* **Task material**
--- begin ---

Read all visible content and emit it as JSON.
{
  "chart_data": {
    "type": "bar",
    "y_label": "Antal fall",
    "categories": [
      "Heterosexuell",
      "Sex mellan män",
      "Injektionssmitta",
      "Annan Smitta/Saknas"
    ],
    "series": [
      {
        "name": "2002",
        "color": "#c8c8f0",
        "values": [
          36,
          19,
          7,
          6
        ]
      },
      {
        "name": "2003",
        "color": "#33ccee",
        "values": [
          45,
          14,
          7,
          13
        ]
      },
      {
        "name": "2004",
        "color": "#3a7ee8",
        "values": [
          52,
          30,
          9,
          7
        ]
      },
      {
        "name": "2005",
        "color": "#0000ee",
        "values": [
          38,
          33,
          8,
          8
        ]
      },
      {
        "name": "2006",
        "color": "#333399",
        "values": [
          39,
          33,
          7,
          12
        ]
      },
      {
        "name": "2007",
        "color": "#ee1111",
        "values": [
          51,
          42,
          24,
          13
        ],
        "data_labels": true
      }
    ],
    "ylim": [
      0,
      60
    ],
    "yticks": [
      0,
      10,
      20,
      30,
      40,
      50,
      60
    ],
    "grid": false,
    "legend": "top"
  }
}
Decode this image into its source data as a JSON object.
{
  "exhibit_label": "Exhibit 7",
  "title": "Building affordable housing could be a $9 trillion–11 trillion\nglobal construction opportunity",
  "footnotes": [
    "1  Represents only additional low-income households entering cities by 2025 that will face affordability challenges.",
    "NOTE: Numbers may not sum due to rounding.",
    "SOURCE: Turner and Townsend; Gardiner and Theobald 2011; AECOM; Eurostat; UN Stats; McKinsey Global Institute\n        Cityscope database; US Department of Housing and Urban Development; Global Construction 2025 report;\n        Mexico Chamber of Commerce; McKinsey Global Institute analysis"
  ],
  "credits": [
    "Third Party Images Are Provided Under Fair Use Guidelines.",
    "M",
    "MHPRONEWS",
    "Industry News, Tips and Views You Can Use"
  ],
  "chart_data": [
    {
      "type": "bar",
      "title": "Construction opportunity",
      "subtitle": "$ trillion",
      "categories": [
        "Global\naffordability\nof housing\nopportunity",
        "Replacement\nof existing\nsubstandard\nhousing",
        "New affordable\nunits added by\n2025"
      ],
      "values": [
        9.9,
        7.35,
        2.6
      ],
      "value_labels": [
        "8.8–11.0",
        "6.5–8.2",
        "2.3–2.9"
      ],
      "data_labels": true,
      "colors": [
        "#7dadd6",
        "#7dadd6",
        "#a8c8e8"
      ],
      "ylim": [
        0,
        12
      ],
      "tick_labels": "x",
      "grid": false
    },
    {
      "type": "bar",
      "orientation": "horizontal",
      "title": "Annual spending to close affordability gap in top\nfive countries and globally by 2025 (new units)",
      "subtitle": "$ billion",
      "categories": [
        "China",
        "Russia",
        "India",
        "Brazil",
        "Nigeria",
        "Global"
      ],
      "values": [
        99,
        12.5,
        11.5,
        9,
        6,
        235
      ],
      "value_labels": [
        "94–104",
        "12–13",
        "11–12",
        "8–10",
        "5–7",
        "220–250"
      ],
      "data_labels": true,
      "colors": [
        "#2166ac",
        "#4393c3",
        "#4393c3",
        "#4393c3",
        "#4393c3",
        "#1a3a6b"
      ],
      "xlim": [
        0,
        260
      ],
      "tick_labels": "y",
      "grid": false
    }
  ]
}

--- end ---

* **Given problem**
Reproduce the whole listing word for word.

* **Answer in full**
Read all visible content and emit it as JSON.
{
  "chart_data": {
    "type": "bar",
    "y_label": "Antal fall",
    "categories": [
      "Heterosexuell",
      "Sex mellan män",
      "Injektionssmitta",
      "Annan Smitta/Saknas"
    ],
    "series": [
      {
        "name": "2002",
        "color": "#c8c8f0",
        "values": [
          36,
          19,
          7,
          6
        ]
      },
      {
        "name": "2003",
        "color": "#33ccee",
        "values": [
          45,
          14,
          7,
          13
        ]
      },
      {
        "name": "2004",
        "color": "#3a7ee8",
        "values": [
          52,
          30,
          9,
          7
        ]
      },
      {
        "name": "2005",
        "color": "#0000ee",
        "values": [
          38,
          33,
          8,
          8
        ]
      },
      {
        "name": "2006",
        "color": "#333399",
        "values": [
          39,
          33,
          7,
          12
        ]
      },
      {
        "name": "2007",
        "color": "#ee1111",
        "values": [
          51,
          42,
          24,
          13
        ],
        "data_labels": true
      }
    ],
    "ylim": [
      0,
      60
    ],
    "yticks": [
      0,
      10,
      20,
      30,
      40,
      50,
      60
    ],
    "grid": false,
    "legend": "top"
  }
}
Decode this image into its source data as a JSON object.
{
  "exhibit_label": "Exhibit 7",
  "title": "Building affordable housing could be a $9 trillion–11 trillion\nglobal construction opportunity",
  "footnotes": [
    "1  Represents only additional low-income households entering cities by 2025 that will face affordability challenges.",
    "NOTE: Numbers may not sum due to rounding.",
    "SOURCE: Turner and Townsend; Gardiner and Theobald 2011; AECOM; Eurostat; UN Stats; McKinsey Global Institute\n        Cityscope database; US Department of Housing and Urban Development; Global Construction 2025 report;\n        Mexico Chamber of Commerce; McKinsey Global Institute analysis"
  ],
  "credits": [
    "Third Party Images Are Provided Under Fair Use Guidelines.",
    "M",
    "MHPRONEWS",
    "Industry News, Tips and Views You Can Use"
  ],
  "chart_data": [
    {
      "type": "bar",
      "title": "Construction opportunity",
      "subtitle": "$ trillion",
      "categories": [
        "Global\naffordability\nof housing\nopportunity",
        "Replacement\nof existing\nsubstandard\nhousing",
        "New affordable\nunits added by\n2025"
      ],
      "values": [
        9.9,
        7.35,
        2.6
      ],
      "value_labels": [
        "8.8–11.0",
        "6.5–8.2",
        "2.3–2.9"
      ],
      "data_labels": true,
      "colors": [
        "#7dadd6",
        "#7dadd6",
        "#a8c8e8"
      ],
      "ylim": [
        0,
        12
      ],
      "tick_labels": "x",
      "grid": false
    },
    {
      "type": "bar",
      "orientation": "horizontal",
      "title": "Annual spending to close affordability gap in top\nfive countries and globally by 2025 (new units)",
      "subtitle": "$ billion",
      "categories": [
        "China",
        "Russia",
        "India",
        "Brazil",
        "Nigeria",
        "Global"
      ],
      "values": [
        99,
        12.5,
        11.5,
        9,
        6,
        235
      ],
      "value_labels": [
        "94–104",
        "12–13",
        "11–12",
        "8–10",
        "5–7",
        "220–250"
      ],
      "data_labels": true,
      "colors": [
        "#2166ac",
        "#4393c3",
        "#4393c3",
        "#4393c3",
        "#4393c3",
        "#1a3a6b"
      ],
      "xlim": [
        0,
        260
      ],
      "tick_labels": "y",
      "grid": false
    }
  ]
}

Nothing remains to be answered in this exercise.